Raw records:
****************************************
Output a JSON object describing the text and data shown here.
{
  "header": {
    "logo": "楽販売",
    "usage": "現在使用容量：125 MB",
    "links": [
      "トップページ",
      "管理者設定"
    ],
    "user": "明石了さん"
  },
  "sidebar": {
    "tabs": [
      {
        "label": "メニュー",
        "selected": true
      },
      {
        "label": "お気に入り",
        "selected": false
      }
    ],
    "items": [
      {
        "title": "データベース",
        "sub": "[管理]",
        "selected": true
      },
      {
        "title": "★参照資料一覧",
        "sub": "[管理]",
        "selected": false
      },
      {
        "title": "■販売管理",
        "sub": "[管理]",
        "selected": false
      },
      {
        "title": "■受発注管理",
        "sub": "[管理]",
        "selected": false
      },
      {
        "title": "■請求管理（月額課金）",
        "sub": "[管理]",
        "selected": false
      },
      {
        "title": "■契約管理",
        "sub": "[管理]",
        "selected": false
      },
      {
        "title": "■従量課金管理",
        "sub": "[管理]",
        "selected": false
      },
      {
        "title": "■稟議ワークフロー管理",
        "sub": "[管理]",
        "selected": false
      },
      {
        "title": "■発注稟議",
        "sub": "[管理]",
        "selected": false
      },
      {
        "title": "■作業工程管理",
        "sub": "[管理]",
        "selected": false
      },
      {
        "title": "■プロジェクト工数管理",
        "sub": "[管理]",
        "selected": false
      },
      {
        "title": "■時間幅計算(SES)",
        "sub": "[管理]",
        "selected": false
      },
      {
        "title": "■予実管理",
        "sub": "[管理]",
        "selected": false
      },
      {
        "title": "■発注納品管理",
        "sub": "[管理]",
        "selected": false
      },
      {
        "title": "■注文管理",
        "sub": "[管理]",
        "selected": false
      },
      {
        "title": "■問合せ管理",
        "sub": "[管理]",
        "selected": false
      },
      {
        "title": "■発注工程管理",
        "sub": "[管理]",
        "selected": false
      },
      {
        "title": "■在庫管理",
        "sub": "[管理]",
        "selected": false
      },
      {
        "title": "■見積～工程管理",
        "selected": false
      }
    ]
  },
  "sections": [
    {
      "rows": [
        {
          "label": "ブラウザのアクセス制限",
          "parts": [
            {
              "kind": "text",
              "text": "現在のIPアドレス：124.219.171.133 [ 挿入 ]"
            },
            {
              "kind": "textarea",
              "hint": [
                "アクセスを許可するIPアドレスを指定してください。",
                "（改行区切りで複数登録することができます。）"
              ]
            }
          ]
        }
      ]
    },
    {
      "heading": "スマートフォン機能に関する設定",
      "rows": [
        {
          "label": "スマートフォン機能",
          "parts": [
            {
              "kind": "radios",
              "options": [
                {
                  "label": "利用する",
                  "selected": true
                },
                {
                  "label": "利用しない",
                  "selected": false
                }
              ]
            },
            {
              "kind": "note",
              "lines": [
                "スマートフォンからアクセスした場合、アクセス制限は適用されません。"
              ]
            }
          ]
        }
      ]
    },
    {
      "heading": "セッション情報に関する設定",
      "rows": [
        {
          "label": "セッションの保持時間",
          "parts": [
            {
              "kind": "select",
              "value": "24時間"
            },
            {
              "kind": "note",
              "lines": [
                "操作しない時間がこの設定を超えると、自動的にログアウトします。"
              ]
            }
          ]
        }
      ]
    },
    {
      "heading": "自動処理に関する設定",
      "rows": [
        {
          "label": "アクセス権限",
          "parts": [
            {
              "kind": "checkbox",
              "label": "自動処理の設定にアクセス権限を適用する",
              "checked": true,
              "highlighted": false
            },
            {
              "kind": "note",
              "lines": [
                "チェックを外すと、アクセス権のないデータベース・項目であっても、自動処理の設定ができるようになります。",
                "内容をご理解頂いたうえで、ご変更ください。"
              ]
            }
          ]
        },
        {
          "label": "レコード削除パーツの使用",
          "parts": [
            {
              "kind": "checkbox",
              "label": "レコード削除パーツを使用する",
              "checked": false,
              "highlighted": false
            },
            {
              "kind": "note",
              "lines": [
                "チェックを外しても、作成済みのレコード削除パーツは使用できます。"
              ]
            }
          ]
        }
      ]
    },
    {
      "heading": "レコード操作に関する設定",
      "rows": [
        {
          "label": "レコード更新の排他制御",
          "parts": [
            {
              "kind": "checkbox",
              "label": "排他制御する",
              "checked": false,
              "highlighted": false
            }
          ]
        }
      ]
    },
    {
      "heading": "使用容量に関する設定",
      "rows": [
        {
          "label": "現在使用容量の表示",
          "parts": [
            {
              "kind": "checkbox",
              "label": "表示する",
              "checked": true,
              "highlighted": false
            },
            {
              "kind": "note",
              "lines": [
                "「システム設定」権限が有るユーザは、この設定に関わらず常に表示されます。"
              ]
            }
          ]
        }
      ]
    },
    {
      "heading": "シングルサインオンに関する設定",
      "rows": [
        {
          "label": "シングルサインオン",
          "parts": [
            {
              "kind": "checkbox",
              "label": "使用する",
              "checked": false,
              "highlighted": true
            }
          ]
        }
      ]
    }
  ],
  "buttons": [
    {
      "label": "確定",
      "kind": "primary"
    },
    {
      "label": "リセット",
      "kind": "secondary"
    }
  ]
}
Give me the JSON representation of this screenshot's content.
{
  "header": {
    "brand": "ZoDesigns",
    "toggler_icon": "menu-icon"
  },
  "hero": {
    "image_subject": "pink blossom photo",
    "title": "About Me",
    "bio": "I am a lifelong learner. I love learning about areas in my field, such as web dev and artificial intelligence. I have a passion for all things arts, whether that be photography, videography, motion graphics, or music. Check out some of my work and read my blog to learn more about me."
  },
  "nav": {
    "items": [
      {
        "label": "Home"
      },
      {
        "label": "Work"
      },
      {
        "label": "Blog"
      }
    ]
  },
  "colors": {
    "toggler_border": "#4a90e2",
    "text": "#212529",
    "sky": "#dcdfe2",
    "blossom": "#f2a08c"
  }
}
****************************************
PROBLEM TO SOLVE ::
Transcribe each record exactly. Leave nothing out.

REPLY TO THE EXERCISE ::
Output a JSON object describing the text and data shown here.
{
  "header": {
    "logo": "楽販売",
    "usage": "現在使用容量：125 MB",
    "links": [
      "トップページ",
      "管理者設定"
    ],
    "user": "明石了さん"
  },
  "sidebar": {
    "tabs": [
      {
        "label": "メニュー",
        "selected": true
      },
      {
        "label": "お気に入り",
        "selected": false
      }
    ],
    "items": [
      {
        "title": "データベース",
        "sub": "[管理]",
        "selected": true
      },
      {
        "title": "★参照資料一覧",
        "sub": "[管理]",
        "selected": false
      },
      {
        "title": "■販売管理",
        "sub": "[管理]",
        "selected": false
      },
      {
        "title": "■受発注管理",
        "sub": "[管理]",
        "selected": false
      },
      {
        "title": "■請求管理（月額課金）",
        "sub": "[管理]",
        "selected": false
      },
      {
        "title": "■契約管理",
        "sub": "[管理]",
        "selected": false
      },
      {
        "title": "■従量課金管理",
        "sub": "[管理]",
        "selected": false
      },
      {
        "title": "■稟議ワークフロー管理",
        "sub": "[管理]",
        "selected": false
      },
      {
        "title": "■発注稟議",
        "sub": "[管理]",
        "selected": false
      },
      {
        "title": "■作業工程管理",
        "sub": "[管理]",
        "selected": false
      },
      {
        "title": "■プロジェクト工数管理",
        "sub": "[管理]",
        "selected": false
      },
      {
        "title": "■時間幅計算(SES)",
        "sub": "[管理]",
        "selected": false
      },
      {
        "title": "■予実管理",
        "sub": "[管理]",
        "selected": false
      },
      {
        "title": "■発注納品管理",
        "sub": "[管理]",
        "selected": false
      },
      {
        "title": "■注文管理",
        "sub": "[管理]",
        "selected": false
      },
      {
        "title": "■問合せ管理",
        "sub": "[管理]",
        "selected": false
      },
      {
        "title": "■発注工程管理",
        "sub": "[管理]",
        "selected": false
      },
      {
        "title": "■在庫管理",
        "sub": "[管理]",
        "selected": false
      },
      {
        "title": "■見積～工程管理",
        "selected": false
      }
    ]
  },
  "sections": [
    {
      "rows": [
        {
          "label": "ブラウザのアクセス制限",
          "parts": [
            {
              "kind": "text",
              "text": "現在のIPアドレス：124.219.171.133 [ 挿入 ]"
            },
            {
              "kind": "textarea",
              "hint": [
                "アクセスを許可するIPアドレスを指定してください。",
                "（改行区切りで複数登録することができます。）"
              ]
            }
          ]
        }
      ]
    },
    {
      "heading": "スマートフォン機能に関する設定",
      "rows": [
        {
          "label": "スマートフォン機能",
          "parts": [
            {
              "kind": "radios",
              "options": [
                {
                  "label": "利用する",
                  "selected": true
                },
                {
                  "label": "利用しない",
                  "selected": false
                }
              ]
            },
            {
              "kind": "note",
              "lines": [
                "スマートフォンからアクセスした場合、アクセス制限は適用されません。"
              ]
            }
          ]
        }
      ]
    },
    {
      "heading": "セッション情報に関する設定",
      "rows": [
        {
          "label": "セッションの保持時間",
          "parts": [
            {
              "kind": "select",
              "value": "24時間"
            },
            {
              "kind": "note",
              "lines": [
                "操作しない時間がこの設定を超えると、自動的にログアウトします。"
              ]
            }
          ]
        }
      ]
    },
    {
      "heading": "自動処理に関する設定",
      "rows": [
        {
          "label": "アクセス権限",
          "parts": [
            {
              "kind": "checkbox",
              "label": "自動処理の設定にアクセス権限を適用する",
              "checked": true,
              "highlighted": false
            },
            {
              "kind": "note",
              "lines": [
                "チェックを外すと、アクセス権のないデータベース・項目であっても、自動処理の設定ができるようになります。",
                "内容をご理解頂いたうえで、ご変更ください。"
              ]
            }
          ]
        },
        {
          "label": "レコード削除パーツの使用",
          "parts": [
            {
              "kind": "checkbox",
              "label": "レコード削除パーツを使用する",
              "checked": false,
              "highlighted": false
            },
            {
              "kind": "note",
              "lines": [
                "チェックを外しても、作成済みのレコード削除パーツは使用できます。"
              ]
            }
          ]
        }
      ]
    },
    {
      "heading": "レコード操作に関する設定",
      "rows": [
        {
          "label": "レコード更新の排他制御",
          "parts": [
            {
              "kind": "checkbox",
              "label": "排他制御する",
              "checked": false,
              "highlighted": false
            }
          ]
        }
      ]
    },
    {
      "heading": "使用容量に関する設定",
      "rows": [
        {
          "label": "現在使用容量の表示",
          "parts": [
            {
              "kind": "checkbox",
              "label": "表示する",
              "checked": true,
              "highlighted": false
            },
            {
              "kind": "note",
              "lines": [
                "「システム設定」権限が有るユーザは、この設定に関わらず常に表示されます。"
              ]
            }
          ]
        }
      ]
    },
    {
      "heading": "シングルサインオンに関する設定",
      "rows": [
        {
          "label": "シングルサインオン",
          "parts": [
            {
              "kind": "checkbox",
              "label": "使用する",
              "checked": false,
              "highlighted": true
            }
          ]
        }
      ]
    }
  ],
  "buttons": [
    {
      "label": "確定",
      "kind": "primary"
    },
    {
      "label": "リセット",
      "kind": "secondary"
    }
  ]
}
Give me the JSON representation of this screenshot's content.
{
  "header": {
    "brand": "ZoDesigns",
    "toggler_icon": "menu-icon"
  },
  "hero": {
    "image_subject": "pink blossom photo",
    "title": "About Me",
    "bio": "I am a lifelong learner. I love learning about areas in my field, such as web dev and artificial intelligence. I have a passion for all things arts, whether that be photography, videography, motion graphics, or music. Check out some of my work and read my blog to learn more about me."
  },
  "nav": {
    "items": [
      {
        "label": "Home"
      },
      {
        "label": "Work"
      },
      {
        "label": "Blog"
      }
    ]
  },
  "colors": {
    "toggler_border": "#4a90e2",
    "text": "#212529",
    "sky": "#dcdfe2",
    "blossom": "#f2a08c"
  }
}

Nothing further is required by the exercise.